Your instructions —
Set down the whole listing verbatim.

Data section —
* Start *

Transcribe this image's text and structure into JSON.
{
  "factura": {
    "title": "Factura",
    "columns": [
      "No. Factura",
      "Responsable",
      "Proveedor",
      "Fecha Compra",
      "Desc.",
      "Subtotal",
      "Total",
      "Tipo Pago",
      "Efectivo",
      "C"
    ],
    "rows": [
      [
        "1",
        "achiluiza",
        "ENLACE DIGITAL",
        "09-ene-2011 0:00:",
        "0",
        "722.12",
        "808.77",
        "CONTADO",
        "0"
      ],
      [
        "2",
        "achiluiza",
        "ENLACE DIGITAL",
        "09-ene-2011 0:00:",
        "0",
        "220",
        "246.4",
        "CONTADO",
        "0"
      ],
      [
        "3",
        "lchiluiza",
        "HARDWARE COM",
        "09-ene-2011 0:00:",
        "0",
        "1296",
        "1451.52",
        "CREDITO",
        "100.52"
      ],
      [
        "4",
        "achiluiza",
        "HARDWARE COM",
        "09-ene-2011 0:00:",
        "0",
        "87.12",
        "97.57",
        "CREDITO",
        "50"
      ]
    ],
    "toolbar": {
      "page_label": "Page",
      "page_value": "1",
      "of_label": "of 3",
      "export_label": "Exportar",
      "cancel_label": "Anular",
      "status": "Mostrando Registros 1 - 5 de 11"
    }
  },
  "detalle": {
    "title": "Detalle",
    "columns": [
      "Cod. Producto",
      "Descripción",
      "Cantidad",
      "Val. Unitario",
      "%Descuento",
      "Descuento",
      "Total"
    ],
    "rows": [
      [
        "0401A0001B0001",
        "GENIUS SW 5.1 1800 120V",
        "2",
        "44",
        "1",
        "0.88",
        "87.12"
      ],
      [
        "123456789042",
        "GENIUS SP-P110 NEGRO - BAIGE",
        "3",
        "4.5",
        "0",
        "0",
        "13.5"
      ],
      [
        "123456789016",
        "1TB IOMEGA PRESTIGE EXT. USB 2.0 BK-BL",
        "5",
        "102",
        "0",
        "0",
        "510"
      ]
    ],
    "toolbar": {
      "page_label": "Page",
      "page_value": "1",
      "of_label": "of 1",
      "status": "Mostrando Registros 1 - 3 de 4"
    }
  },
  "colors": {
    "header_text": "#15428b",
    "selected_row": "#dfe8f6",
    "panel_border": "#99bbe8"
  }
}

* End *

Result —
Transcribe this image's text and structure into JSON.
{
  "factura": {
    "title": "Factura",
    "columns": [
      "No. Factura",
      "Responsable",
      "Proveedor",
      "Fecha Compra",
      "Desc.",
      "Subtotal",
      "Total",
      "Tipo Pago",
      "Efectivo",
      "C"
    ],
    "rows": [
      [
        "1",
        "achiluiza",
        "ENLACE DIGITAL",
        "09-ene-2011 0:00:",
        "0",
        "722.12",
        "808.77",
        "CONTADO",
        "0"
      ],
      [
        "2",
        "achiluiza",
        "ENLACE DIGITAL",
        "09-ene-2011 0:00:",
        "0",
        "220",
        "246.4",
        "CONTADO",
        "0"
      ],
      [
        "3",
        "lchiluiza",
        "HARDWARE COM",
        "09-ene-2011 0:00:",
        "0",
        "1296",
        "1451.52",
        "CREDITO",
        "100.52"
      ],
      [
        "4",
        "achiluiza",
        "HARDWARE COM",
        "09-ene-2011 0:00:",
        "0",
        "87.12",
        "97.57",
        "CREDITO",
        "50"
      ]
    ],
    "toolbar": {
      "page_label": "Page",
      "page_value": "1",
      "of_label": "of 3",
      "export_label": "Exportar",
      "cancel_label": "Anular",
      "status": "Mostrando Registros 1 - 5 de 11"
    }
  },
  "detalle": {
    "title": "Detalle",
    "columns": [
      "Cod. Producto",
      "Descripción",
      "Cantidad",
      "Val. Unitario",
      "%Descuento",
      "Descuento",
      "Total"
    ],
    "rows": [
      [
        "0401A0001B0001",
        "GENIUS SW 5.1 1800 120V",
        "2",
        "44",
        "1",
        "0.88",
        "87.12"
      ],
      [
        "123456789042",
        "GENIUS SP-P110 NEGRO - BAIGE",
        "3",
        "4.5",
        "0",
        "0",
        "13.5"
      ],
      [
        "123456789016",
        "1TB IOMEGA PRESTIGE EXT. USB 2.0 BK-BL",
        "5",
        "102",
        "0",
        "0",
        "510"
      ]
    ],
    "toolbar": {
      "page_label": "Page",
      "page_value": "1",
      "of_label": "of 1",
      "status": "Mostrando Registros 1 - 3 de 4"
    }
  },
  "colors": {
    "header_text": "#15428b",
    "selected_row": "#dfe8f6",
    "panel_border": "#99bbe8"
  }
}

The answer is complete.